Stored records:
::::

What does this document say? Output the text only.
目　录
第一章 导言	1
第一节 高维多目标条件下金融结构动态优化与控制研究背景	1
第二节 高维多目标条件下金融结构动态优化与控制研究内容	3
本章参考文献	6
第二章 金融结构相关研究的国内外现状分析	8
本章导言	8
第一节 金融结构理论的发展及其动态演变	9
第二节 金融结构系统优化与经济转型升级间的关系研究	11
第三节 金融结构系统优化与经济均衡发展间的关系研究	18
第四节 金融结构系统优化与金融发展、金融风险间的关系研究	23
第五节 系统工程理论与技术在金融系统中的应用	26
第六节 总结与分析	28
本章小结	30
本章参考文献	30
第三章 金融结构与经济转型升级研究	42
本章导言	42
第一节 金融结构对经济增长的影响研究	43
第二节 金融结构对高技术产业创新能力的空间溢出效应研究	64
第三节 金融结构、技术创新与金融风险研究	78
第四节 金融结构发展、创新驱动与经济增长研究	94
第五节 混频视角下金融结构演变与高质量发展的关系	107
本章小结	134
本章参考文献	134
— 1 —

::::

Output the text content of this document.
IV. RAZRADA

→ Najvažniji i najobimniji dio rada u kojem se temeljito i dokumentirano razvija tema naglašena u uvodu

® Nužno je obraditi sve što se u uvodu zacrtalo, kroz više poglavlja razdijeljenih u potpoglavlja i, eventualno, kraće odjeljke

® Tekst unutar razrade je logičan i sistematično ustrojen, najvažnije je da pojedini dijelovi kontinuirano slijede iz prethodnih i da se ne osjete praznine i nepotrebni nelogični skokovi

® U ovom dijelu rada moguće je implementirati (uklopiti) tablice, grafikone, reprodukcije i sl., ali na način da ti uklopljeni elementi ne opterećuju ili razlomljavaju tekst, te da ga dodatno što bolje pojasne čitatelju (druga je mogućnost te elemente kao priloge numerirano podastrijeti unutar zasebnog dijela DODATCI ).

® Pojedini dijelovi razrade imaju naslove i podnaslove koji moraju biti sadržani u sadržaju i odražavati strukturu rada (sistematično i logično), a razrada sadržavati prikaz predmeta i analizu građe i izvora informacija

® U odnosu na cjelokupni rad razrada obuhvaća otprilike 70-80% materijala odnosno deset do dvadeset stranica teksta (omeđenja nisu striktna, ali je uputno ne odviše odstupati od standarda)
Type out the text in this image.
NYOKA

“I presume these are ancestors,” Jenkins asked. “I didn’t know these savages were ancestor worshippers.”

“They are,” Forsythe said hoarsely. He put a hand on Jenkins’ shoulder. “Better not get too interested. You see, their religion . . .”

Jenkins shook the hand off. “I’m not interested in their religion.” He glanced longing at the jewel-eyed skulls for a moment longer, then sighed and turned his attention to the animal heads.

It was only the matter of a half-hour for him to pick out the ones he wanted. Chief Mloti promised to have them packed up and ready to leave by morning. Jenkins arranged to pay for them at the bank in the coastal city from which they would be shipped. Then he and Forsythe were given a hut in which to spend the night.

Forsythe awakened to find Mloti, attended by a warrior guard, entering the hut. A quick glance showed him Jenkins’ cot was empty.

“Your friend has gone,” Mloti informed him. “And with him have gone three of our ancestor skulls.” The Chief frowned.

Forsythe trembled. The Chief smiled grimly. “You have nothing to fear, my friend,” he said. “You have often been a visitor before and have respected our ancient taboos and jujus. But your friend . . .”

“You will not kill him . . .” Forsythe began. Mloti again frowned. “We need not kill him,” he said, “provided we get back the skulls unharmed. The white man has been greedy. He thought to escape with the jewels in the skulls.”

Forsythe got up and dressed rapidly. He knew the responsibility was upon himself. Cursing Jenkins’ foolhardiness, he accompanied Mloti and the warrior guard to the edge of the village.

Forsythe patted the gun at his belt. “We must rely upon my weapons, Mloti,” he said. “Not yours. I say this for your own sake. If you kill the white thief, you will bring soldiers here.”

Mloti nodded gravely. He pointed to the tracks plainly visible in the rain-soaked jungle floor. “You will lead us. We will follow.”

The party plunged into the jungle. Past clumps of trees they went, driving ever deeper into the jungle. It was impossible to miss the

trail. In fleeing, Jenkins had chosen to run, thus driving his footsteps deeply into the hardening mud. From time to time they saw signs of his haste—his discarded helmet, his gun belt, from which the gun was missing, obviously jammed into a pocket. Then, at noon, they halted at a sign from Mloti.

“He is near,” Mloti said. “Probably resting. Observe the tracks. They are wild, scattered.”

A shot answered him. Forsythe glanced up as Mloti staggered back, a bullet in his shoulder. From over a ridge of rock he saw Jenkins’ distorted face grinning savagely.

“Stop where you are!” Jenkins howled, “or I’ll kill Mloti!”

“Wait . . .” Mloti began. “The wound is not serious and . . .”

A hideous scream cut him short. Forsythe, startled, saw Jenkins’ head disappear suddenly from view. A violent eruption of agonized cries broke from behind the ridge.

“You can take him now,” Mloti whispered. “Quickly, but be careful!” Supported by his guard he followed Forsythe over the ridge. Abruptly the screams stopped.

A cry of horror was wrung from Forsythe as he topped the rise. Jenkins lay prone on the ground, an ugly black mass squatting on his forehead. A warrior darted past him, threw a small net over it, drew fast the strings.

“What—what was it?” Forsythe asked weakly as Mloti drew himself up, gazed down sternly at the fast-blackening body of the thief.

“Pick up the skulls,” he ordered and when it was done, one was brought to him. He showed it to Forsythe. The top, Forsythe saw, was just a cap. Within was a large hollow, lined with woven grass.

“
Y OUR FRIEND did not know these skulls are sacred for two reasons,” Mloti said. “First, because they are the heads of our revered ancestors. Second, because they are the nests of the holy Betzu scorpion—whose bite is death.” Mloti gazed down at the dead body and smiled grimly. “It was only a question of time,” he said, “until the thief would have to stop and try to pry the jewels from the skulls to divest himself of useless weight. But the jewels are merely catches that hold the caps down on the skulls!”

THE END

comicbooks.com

::::

Go over the data above and copy every line that has the word "driving" in it.

The party plunged into the jungle. Past clumps of trees they went, driving ever deeper into the jungle. It was impossible to miss the
trail. In fleeing, Jenkins had chosen to run, thus driving his footsteps deeply into the hardening mud. From time to time they saw signs of his haste—his discarded helmet, his gun belt, from which the gun was missing, obviously jammed into a pocket. Then, at noon, they halted at a sign from Mloti.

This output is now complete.